> [Task] Give again only what runs from the line with "Decode this image" to the final line of the entries below, exactly as written and without pictures.

Items from a figure collection
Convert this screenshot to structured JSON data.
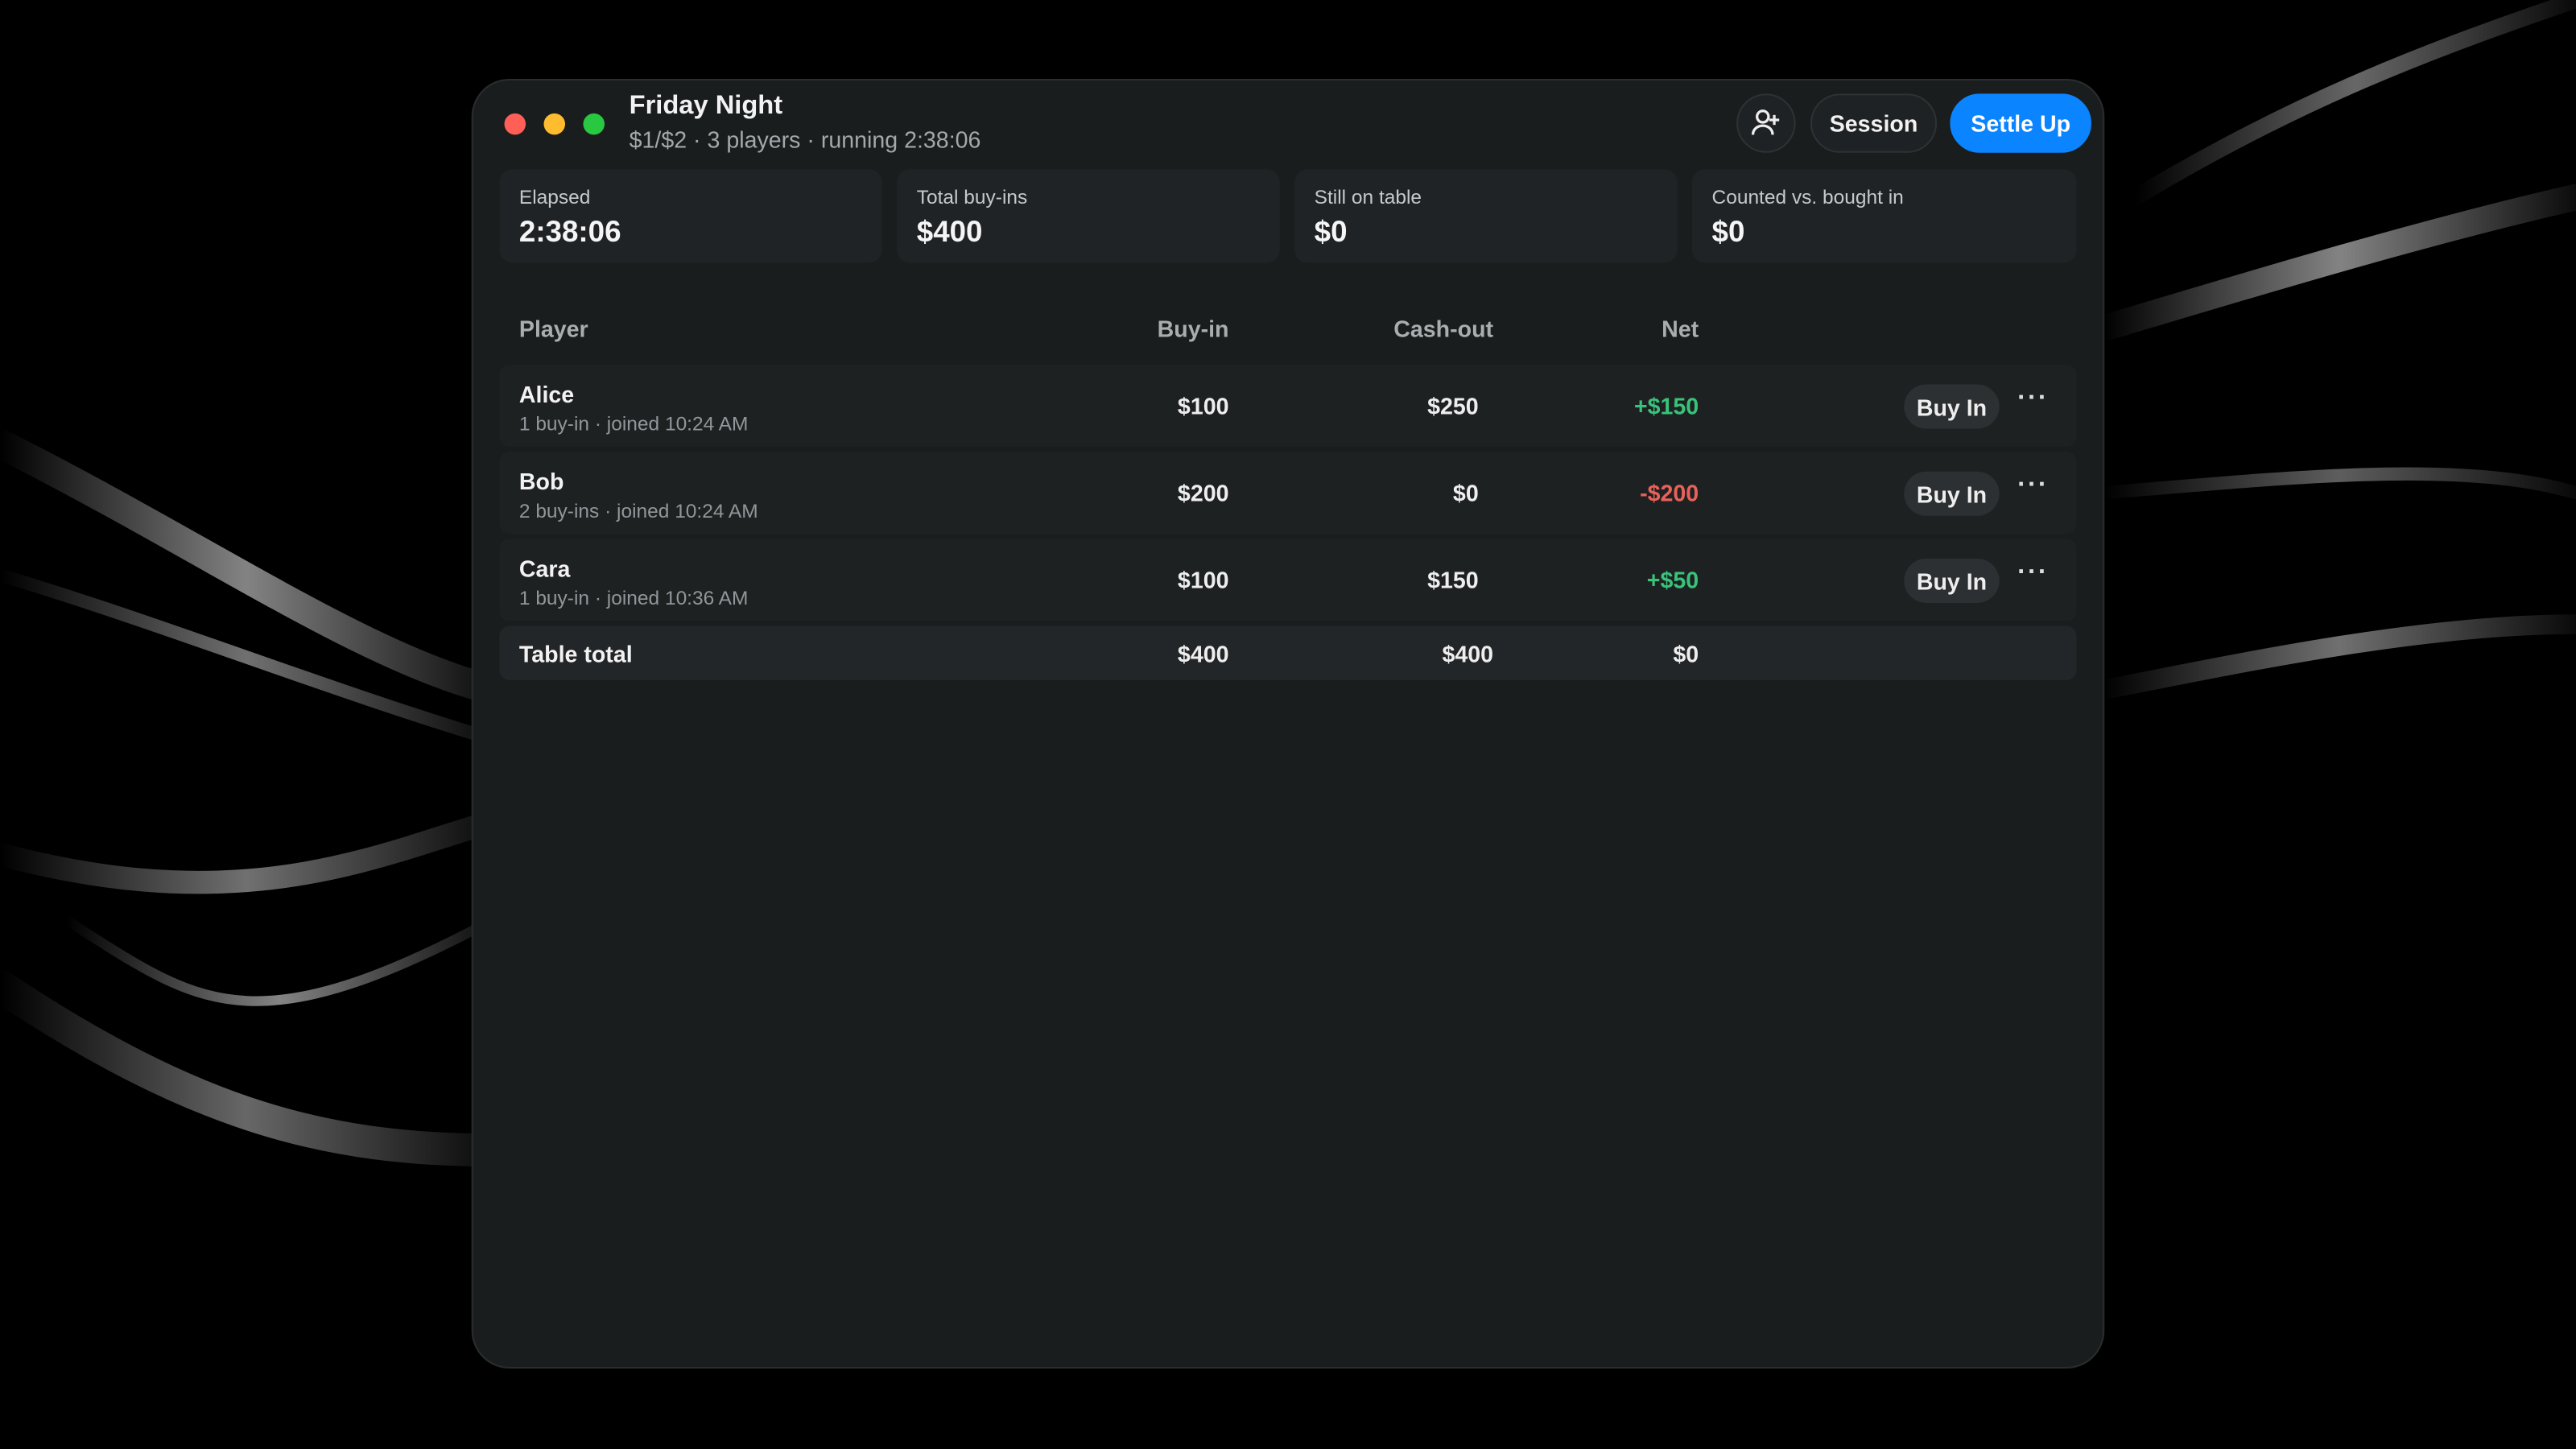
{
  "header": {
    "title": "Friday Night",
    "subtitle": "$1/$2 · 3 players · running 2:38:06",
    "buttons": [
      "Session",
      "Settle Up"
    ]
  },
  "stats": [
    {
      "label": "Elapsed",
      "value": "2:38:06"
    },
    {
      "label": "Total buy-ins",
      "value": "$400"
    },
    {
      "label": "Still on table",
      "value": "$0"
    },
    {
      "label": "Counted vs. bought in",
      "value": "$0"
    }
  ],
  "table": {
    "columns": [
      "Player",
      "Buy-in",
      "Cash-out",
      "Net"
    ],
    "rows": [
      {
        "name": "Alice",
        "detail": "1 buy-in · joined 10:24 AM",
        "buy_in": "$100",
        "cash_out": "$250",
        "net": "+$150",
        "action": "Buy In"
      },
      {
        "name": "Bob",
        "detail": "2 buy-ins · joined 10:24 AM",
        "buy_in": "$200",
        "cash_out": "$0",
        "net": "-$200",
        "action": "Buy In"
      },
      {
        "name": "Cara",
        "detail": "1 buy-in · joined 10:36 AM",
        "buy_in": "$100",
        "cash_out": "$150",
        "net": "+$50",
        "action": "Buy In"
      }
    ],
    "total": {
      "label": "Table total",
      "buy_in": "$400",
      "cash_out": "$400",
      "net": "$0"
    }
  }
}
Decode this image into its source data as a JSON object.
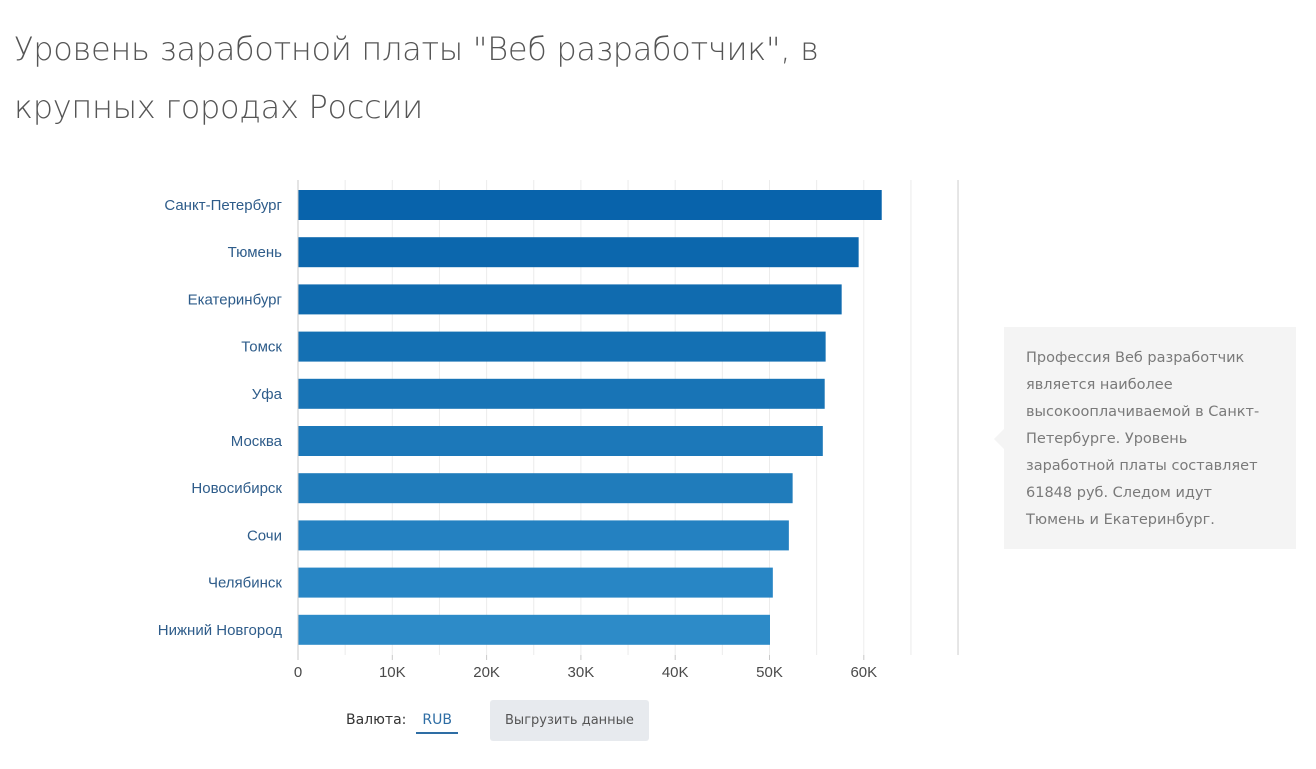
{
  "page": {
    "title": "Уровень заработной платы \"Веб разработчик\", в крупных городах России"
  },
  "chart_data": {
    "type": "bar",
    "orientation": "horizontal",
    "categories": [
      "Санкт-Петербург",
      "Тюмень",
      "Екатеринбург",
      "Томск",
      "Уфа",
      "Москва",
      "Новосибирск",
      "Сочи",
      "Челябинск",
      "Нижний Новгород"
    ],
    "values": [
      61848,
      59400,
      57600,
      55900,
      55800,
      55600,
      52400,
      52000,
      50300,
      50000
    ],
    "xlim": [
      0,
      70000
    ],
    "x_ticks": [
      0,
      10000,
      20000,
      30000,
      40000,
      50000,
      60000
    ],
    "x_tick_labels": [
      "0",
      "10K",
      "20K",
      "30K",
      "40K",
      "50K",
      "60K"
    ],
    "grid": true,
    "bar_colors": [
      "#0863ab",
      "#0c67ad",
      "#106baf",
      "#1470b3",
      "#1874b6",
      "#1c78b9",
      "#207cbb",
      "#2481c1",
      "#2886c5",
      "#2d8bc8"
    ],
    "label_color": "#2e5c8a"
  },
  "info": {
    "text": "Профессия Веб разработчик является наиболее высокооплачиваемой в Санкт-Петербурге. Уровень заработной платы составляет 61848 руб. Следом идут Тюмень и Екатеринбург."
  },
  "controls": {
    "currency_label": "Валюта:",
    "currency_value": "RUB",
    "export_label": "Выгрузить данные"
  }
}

> [Answer to the task]
Decode this image into its source data as a JSON object.
{
  "page": {
    "title": "Уровень заработной платы \"Веб разработчик\", в крупных городах России"
  },
  "chart_data": {
    "type": "bar",
    "orientation": "horizontal",
    "categories": [
      "Санкт-Петербург",
      "Тюмень",
      "Екатеринбург",
      "Томск",
      "Уфа",
      "Москва",
      "Новосибирск",
      "Сочи",
      "Челябинск",
      "Нижний Новгород"
    ],
    "values": [
      61848,
      59400,
      57600,
      55900,
      55800,
      55600,
      52400,
      52000,
      50300,
      50000
    ],
    "xlim": [
      0,
      70000
    ],
    "x_ticks": [
      0,
      10000,
      20000,
      30000,
      40000,
      50000,
      60000
    ],
    "x_tick_labels": [
      "0",
      "10K",
      "20K",
      "30K",
      "40K",
      "50K",
      "60K"
    ],
    "grid": true,
    "bar_colors": [
      "#0863ab",
      "#0c67ad",
      "#106baf",
      "#1470b3",
      "#1874b6",
      "#1c78b9",
      "#207cbb",
      "#2481c1",
      "#2886c5",
      "#2d8bc8"
    ],
    "label_color": "#2e5c8a"
  },
  "info": {
    "text": "Профессия Веб разработчик является наиболее высокооплачиваемой в Санкт-Петербурге. Уровень заработной платы составляет 61848 руб. Следом идут Тюмень и Екатеринбург."
  },
  "controls": {
    "currency_label": "Валюта:",
    "currency_value": "RUB",
    "export_label": "Выгрузить данные"
  }
}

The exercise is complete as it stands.